▸ Goal of the exercise:
In the listing below, locate the lines bearing the word "screenshot". Copy every one of them.

▸ Items:
━━━━━━━━━━
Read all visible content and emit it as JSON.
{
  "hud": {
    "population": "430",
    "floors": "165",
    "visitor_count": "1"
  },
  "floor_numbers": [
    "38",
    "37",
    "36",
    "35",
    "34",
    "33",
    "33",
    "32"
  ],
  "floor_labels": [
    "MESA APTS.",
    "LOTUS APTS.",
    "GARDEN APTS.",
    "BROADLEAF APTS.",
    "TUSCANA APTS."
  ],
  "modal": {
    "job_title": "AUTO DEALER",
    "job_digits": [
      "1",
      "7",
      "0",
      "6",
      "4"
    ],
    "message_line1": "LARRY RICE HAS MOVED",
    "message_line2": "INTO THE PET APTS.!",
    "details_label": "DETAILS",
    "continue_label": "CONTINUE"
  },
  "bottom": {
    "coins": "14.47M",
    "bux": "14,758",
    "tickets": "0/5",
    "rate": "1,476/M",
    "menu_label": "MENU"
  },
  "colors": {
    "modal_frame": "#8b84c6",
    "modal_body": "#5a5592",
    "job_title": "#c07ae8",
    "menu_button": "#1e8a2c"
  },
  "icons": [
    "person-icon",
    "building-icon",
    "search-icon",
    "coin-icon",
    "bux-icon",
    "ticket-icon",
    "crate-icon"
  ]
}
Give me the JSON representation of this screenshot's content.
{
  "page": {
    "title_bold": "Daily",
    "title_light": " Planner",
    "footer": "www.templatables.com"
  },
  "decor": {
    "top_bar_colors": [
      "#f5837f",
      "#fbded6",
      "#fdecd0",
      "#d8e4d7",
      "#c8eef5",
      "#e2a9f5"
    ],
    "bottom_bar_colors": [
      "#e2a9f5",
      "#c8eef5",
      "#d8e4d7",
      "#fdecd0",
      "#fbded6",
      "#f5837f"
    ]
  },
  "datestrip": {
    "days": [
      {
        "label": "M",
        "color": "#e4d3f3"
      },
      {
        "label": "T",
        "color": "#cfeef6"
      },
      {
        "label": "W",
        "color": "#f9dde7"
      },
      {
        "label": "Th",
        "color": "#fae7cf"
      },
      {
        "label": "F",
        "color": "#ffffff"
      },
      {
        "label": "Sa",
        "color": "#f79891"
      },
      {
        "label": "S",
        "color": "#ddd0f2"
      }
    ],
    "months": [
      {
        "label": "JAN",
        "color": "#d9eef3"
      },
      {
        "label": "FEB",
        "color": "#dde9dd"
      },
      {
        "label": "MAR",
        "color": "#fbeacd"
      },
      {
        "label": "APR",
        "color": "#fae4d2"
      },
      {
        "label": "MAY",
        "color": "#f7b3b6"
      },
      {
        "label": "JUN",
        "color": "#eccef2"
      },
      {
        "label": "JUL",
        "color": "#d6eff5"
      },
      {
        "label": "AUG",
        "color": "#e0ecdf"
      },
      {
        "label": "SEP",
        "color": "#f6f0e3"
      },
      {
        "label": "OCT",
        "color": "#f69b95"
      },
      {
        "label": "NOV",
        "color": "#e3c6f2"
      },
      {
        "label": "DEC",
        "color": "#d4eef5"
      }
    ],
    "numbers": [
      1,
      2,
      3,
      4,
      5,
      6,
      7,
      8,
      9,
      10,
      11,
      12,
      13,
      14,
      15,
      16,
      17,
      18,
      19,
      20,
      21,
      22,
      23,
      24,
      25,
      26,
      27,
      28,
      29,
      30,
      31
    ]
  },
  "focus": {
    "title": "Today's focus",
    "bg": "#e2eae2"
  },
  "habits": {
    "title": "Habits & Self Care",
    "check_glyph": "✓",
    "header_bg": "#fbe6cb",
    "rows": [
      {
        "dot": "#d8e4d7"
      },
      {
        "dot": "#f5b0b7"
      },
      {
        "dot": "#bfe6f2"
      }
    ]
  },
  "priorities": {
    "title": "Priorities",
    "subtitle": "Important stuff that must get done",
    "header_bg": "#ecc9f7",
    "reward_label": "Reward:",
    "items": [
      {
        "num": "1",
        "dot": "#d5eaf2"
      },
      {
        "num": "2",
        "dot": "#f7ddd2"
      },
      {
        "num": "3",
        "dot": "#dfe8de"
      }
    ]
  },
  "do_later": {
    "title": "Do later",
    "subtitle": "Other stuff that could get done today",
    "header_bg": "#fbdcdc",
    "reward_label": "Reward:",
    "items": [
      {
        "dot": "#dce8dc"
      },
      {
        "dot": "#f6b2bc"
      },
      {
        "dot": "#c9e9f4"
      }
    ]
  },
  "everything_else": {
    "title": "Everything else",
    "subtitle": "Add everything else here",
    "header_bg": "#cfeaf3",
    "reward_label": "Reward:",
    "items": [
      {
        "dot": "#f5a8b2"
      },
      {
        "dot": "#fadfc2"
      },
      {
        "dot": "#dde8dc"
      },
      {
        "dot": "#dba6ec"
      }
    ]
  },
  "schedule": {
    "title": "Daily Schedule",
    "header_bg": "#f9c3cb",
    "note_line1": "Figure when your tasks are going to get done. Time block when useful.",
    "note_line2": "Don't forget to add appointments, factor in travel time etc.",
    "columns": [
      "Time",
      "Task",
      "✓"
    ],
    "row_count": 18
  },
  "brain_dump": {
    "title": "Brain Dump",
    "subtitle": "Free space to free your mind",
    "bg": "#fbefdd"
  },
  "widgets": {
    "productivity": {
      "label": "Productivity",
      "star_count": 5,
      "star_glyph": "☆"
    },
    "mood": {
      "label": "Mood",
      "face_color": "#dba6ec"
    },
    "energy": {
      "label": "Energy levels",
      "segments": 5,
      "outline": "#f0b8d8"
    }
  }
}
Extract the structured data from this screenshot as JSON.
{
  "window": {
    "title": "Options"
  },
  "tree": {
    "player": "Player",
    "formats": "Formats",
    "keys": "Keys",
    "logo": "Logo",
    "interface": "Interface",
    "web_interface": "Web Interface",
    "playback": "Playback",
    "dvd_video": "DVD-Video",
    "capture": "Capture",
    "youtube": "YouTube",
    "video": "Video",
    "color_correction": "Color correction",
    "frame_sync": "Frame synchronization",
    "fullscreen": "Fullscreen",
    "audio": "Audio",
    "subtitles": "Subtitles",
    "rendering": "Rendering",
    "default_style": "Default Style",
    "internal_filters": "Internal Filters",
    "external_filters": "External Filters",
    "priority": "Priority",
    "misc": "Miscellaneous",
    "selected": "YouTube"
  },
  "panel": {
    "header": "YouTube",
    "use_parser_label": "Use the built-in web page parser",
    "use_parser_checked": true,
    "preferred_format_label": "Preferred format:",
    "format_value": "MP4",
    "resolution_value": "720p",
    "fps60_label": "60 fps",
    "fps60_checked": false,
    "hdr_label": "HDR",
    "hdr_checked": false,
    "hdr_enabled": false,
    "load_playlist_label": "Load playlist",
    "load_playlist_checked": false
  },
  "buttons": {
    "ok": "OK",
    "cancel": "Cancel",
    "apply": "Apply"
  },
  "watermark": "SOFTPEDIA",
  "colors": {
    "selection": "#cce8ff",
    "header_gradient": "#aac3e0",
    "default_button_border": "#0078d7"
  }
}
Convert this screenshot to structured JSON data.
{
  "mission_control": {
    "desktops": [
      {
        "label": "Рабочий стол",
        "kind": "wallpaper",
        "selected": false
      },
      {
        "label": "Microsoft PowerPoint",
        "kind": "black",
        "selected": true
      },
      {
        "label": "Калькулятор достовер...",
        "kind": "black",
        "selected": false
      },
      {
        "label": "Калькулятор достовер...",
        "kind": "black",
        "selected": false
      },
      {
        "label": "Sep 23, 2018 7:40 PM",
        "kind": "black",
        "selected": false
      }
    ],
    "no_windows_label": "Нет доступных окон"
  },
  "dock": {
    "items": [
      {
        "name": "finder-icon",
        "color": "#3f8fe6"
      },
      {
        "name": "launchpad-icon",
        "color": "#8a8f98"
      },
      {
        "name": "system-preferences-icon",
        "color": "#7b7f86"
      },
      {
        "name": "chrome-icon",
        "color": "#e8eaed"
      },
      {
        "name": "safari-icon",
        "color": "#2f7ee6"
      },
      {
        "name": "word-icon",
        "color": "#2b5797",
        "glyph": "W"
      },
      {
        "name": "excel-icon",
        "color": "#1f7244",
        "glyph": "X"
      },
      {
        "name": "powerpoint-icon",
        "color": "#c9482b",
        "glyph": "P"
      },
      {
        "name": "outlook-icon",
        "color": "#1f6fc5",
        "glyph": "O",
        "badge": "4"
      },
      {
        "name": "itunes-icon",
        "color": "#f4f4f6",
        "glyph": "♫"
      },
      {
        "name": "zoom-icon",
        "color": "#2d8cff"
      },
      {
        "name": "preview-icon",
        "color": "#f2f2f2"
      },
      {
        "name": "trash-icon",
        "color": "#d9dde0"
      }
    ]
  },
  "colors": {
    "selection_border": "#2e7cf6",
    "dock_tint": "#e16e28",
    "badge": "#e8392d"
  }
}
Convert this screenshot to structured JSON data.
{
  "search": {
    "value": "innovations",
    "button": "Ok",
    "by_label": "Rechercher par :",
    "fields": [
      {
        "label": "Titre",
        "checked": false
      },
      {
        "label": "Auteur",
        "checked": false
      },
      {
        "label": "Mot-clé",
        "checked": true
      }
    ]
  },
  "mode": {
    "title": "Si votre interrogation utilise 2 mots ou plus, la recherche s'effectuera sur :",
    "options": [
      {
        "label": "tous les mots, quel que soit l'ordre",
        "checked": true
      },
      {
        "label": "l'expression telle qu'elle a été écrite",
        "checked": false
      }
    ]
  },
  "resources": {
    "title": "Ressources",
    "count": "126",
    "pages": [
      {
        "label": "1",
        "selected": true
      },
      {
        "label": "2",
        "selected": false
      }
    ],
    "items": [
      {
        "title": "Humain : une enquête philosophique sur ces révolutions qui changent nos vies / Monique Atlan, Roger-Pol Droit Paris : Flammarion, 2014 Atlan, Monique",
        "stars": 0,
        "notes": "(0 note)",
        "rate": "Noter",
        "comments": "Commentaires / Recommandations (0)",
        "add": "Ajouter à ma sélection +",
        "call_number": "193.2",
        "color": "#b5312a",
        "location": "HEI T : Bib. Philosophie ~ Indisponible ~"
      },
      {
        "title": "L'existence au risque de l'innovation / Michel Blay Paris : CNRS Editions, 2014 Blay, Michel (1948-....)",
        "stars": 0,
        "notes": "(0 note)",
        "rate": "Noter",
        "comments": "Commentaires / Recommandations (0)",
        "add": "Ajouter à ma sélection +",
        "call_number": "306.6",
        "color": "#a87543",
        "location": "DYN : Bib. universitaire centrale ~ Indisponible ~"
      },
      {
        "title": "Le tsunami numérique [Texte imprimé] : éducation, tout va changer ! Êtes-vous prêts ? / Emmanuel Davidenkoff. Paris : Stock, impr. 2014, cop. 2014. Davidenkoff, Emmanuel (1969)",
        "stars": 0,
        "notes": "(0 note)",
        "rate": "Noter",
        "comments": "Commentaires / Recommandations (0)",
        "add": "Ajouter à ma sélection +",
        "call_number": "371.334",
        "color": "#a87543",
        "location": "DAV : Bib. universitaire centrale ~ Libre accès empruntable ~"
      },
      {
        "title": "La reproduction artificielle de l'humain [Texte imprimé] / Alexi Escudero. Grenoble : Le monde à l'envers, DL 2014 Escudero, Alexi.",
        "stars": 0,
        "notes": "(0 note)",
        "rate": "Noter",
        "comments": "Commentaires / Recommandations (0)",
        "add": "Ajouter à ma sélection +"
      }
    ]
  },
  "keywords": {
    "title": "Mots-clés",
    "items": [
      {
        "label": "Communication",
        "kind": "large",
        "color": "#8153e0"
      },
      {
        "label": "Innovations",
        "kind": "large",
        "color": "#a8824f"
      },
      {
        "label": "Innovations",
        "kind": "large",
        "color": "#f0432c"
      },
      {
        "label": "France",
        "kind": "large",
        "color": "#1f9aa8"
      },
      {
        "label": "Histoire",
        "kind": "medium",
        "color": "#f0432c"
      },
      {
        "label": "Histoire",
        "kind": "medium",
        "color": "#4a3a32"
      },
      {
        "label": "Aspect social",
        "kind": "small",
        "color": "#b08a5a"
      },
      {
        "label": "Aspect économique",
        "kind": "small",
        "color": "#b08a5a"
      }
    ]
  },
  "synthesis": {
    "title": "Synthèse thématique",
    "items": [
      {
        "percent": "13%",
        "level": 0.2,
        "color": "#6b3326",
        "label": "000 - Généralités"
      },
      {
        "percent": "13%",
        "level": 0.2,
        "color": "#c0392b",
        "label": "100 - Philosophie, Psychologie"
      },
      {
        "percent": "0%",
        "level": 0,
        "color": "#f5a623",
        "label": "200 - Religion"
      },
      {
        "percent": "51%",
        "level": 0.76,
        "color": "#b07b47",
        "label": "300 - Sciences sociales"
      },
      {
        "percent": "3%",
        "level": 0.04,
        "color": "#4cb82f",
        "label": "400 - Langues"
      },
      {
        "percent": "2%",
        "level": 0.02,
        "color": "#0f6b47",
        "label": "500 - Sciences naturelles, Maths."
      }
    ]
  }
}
━━━━━━━━━━
▸ Solution below:
Give me the JSON representation of this screenshot's content.
Extract the structured data from this screenshot as JSON.
Convert this screenshot to structured JSON data.
Convert this screenshot to structured JSON data.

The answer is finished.